LIST OF TASKS ->
(a) Determine whether each of the following statements agrees with the passage on the Scala 2.13 collection library: (i) the new library is mostly source-compatible with the previous version; (ii) Stream remains a non-deprecated type in the new library; (iii) the book assumes no prior knowledge of Scala collections. Answer yes or no for each, quoting the deciding words of the passage.
(b) Reproduce the portion of the passage on the Scala 2.13 collection library starting with "This book assumes" and going on through "new collection framework.".

DOCUMENT SECTION ->
** BEGIN **

Now, after this small warm-up, we are ready to dive into the foundation of version 2.13the new collection library.

 

The Scala 2.13 Collection Library

Scala 2.13 delivers a new collection library, for historical reasons it is also known as "collection - strawman". The refactoring of the library pursued a few main goals, such as fixing common gotchas of the previous version, simplifying its implementation and internal structure, as well as usage and backward-compatibility, achieving better integration with lazy collections and java streams and cleaner API separation between mutable and immutable collections, improving performance, and, last but not least, minimizing the migration effort from Scala 2.12's collections.

As a result, we have a library that is mostly source-compatible with the previous version, has many old methods and types (such as Traversable, TraversableOnce, and Stream) deprecated, and has a simpler internal hierarchy.

This book assumes that the reader has a rudimentary understanding of Scala collections. With this assumption, the next section will take a holistic approach and focus on giving a consistent overview of the new collection framework.

** END **

INFORMATION PROVIDED ->
** BEGIN **

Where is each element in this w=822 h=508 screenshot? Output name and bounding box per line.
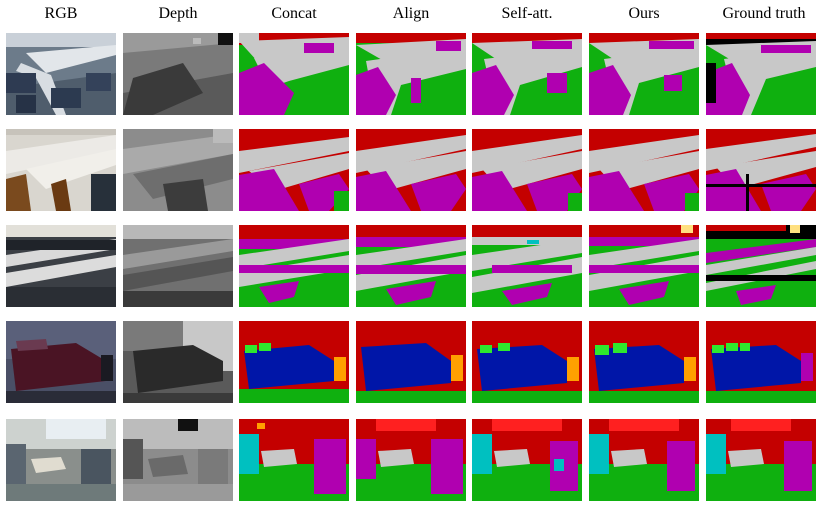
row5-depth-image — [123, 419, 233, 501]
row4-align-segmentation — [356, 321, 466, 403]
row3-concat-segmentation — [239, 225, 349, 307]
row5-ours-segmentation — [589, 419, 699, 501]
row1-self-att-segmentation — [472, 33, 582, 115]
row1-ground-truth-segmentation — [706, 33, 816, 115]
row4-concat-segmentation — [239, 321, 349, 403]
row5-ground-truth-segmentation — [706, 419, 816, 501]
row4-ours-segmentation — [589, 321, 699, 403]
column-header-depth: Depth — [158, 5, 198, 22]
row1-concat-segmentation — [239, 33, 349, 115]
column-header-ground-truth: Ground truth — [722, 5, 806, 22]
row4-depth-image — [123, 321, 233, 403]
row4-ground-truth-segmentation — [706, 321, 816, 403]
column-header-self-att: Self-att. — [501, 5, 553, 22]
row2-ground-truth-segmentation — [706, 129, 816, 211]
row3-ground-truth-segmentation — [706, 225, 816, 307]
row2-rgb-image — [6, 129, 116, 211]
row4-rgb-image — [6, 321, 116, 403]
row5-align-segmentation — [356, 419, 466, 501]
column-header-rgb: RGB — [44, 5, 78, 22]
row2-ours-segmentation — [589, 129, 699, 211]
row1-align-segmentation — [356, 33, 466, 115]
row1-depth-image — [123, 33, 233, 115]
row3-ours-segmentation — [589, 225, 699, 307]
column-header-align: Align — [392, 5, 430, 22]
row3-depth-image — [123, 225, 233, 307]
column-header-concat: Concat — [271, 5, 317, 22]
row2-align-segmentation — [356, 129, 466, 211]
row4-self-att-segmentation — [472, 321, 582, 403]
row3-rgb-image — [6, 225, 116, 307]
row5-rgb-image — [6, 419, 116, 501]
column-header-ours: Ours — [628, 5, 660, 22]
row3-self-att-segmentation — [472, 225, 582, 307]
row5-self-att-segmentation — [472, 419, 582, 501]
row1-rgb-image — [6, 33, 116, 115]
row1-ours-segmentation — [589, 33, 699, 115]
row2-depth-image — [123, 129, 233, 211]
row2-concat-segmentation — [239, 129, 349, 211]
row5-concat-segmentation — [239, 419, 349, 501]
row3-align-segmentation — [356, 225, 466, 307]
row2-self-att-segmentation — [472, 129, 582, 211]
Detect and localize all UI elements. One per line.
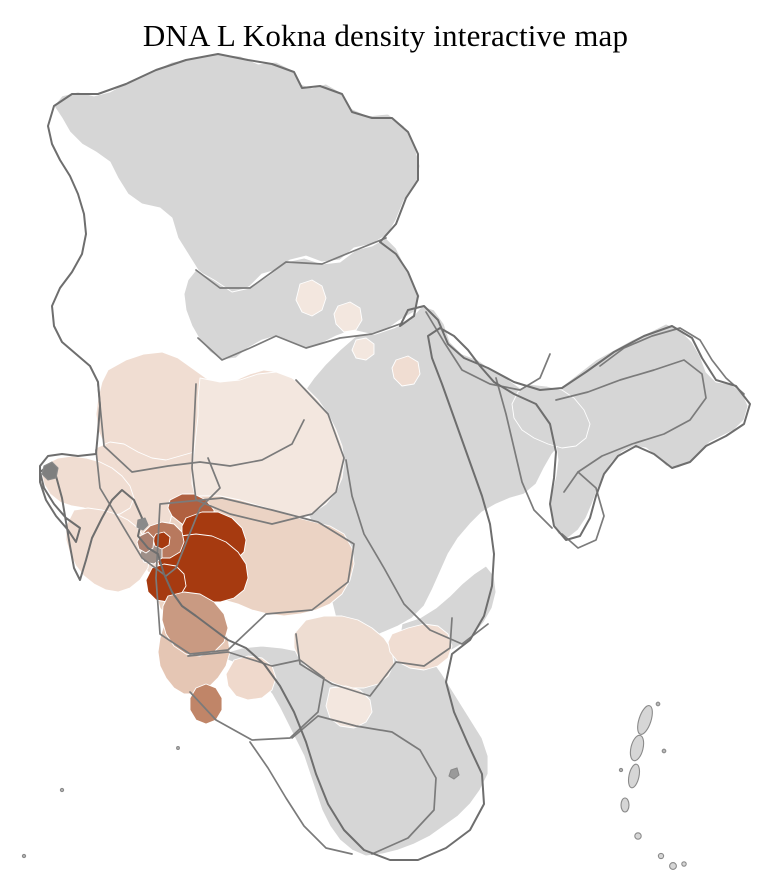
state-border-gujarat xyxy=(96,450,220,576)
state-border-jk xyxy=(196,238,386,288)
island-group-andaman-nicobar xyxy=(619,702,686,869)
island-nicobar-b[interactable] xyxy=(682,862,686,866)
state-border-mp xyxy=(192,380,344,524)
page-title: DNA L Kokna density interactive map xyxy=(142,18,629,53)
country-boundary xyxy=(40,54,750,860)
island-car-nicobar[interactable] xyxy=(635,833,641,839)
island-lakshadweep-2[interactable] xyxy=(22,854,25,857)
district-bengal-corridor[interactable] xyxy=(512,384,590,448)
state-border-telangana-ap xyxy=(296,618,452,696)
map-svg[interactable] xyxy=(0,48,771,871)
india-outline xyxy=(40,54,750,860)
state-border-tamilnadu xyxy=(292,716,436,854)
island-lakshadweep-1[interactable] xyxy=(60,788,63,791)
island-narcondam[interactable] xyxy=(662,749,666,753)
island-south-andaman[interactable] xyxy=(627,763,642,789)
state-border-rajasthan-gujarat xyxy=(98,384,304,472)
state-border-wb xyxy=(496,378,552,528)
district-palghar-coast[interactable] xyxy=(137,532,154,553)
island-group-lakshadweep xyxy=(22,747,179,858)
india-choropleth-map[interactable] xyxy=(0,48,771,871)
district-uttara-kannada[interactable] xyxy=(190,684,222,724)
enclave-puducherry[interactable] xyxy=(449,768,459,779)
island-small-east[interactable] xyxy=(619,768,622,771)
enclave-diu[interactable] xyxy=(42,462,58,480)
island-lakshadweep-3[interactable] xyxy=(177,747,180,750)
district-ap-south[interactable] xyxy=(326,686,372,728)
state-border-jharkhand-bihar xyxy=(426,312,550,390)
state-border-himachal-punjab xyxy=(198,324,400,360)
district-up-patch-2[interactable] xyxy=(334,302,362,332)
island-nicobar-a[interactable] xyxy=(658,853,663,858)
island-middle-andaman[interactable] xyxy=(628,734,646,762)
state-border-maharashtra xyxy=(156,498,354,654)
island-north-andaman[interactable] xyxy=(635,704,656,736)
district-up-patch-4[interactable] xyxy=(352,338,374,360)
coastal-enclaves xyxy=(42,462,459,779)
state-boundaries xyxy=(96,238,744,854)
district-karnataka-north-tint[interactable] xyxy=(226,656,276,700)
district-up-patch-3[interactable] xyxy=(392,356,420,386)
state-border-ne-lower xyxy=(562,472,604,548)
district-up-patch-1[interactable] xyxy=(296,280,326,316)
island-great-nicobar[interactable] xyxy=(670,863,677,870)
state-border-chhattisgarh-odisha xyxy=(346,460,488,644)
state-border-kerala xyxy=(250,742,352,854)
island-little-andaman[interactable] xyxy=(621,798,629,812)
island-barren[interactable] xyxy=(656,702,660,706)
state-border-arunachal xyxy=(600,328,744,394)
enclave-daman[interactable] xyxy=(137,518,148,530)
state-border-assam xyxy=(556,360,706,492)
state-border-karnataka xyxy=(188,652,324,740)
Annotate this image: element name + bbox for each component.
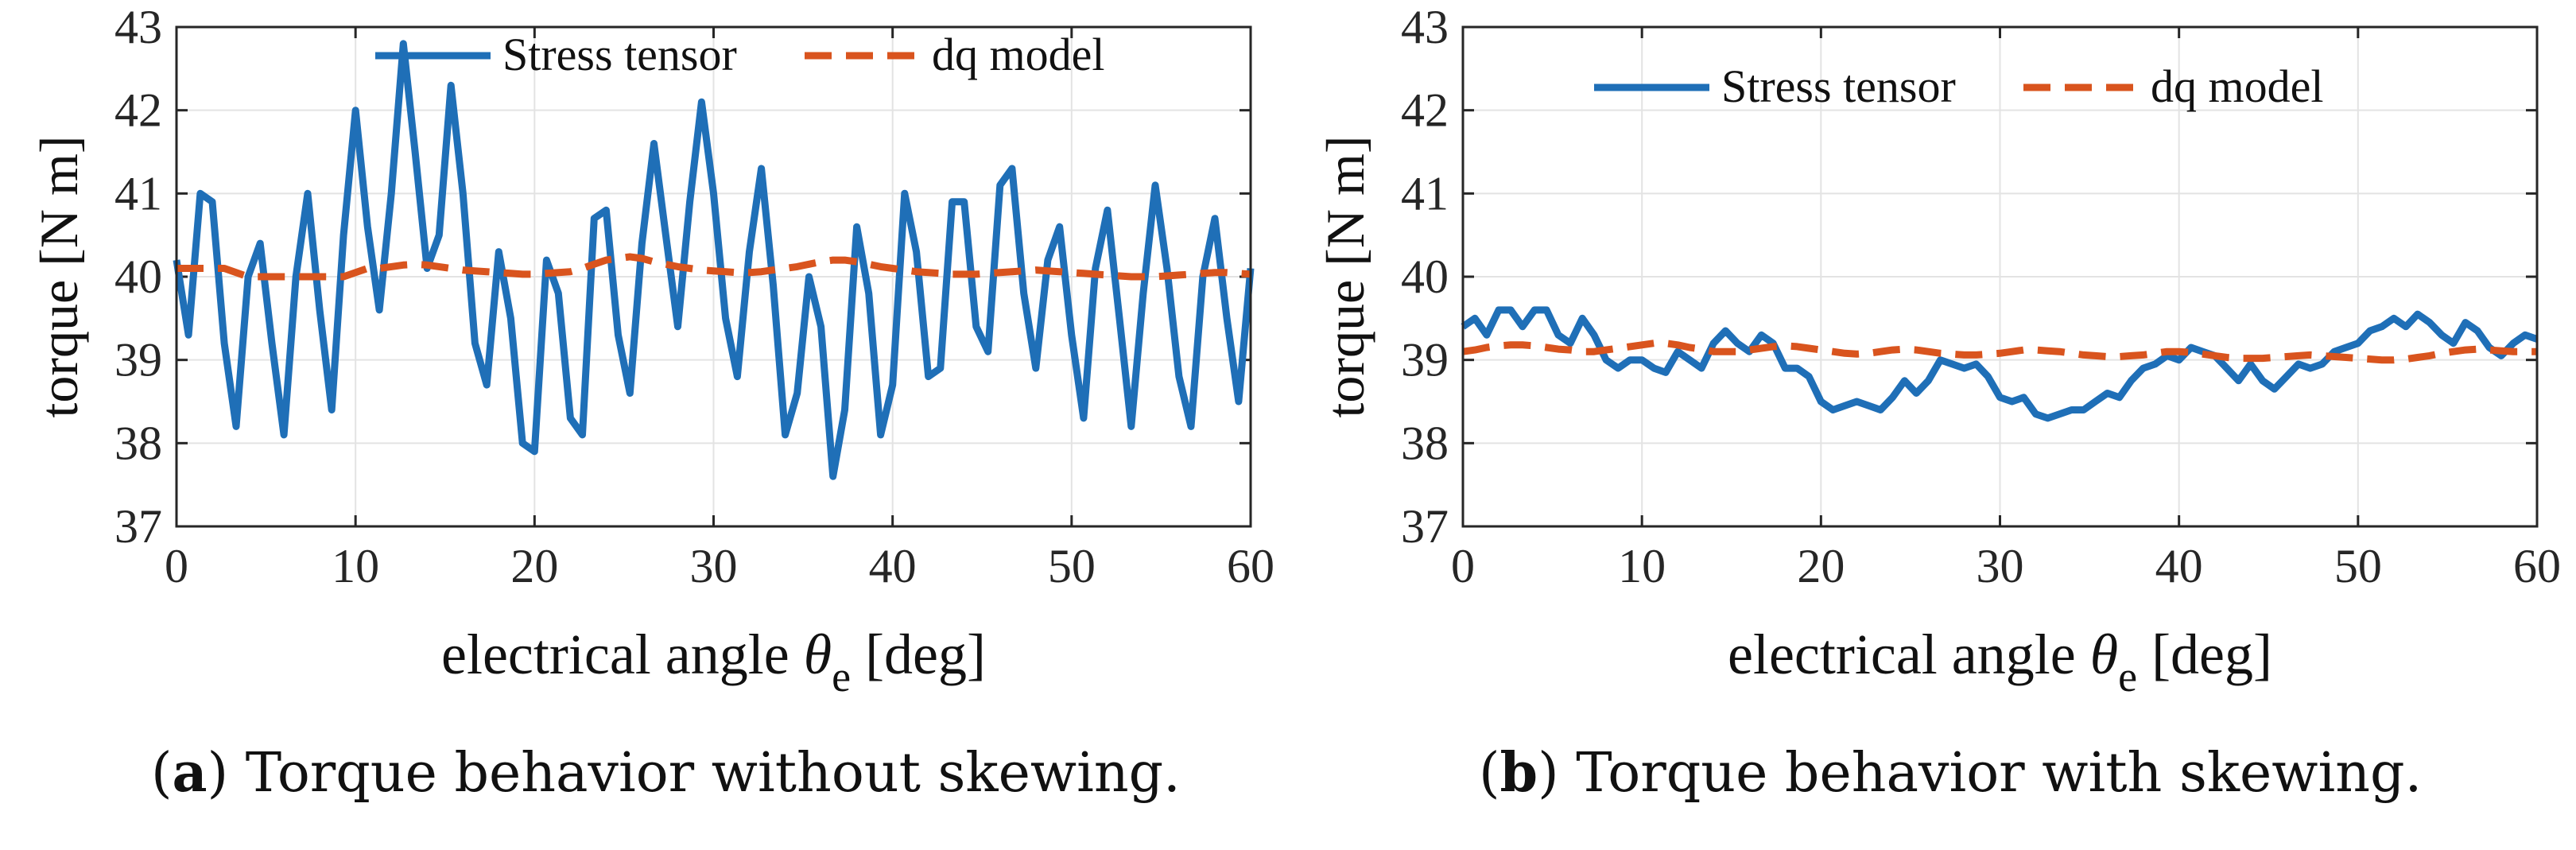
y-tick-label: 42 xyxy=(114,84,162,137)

** END **

LIST OF SOLUTIONS ->
(a)
(i) Yes: "we have a library that is mostly source-compatible with the previous version"
(ii) No: "has many old methods and types (such as Traversable, TraversableOnce, and Stream) deprecated"
(iii) No: "This book assumes that the reader has a rudimentary understanding of Scala collections."

(b)
This book assumes that the reader has a rudimentary understanding of Scala collections. With this assumption, the next section will take a holistic approach and focus on giving a consistent overview of the new collection framework.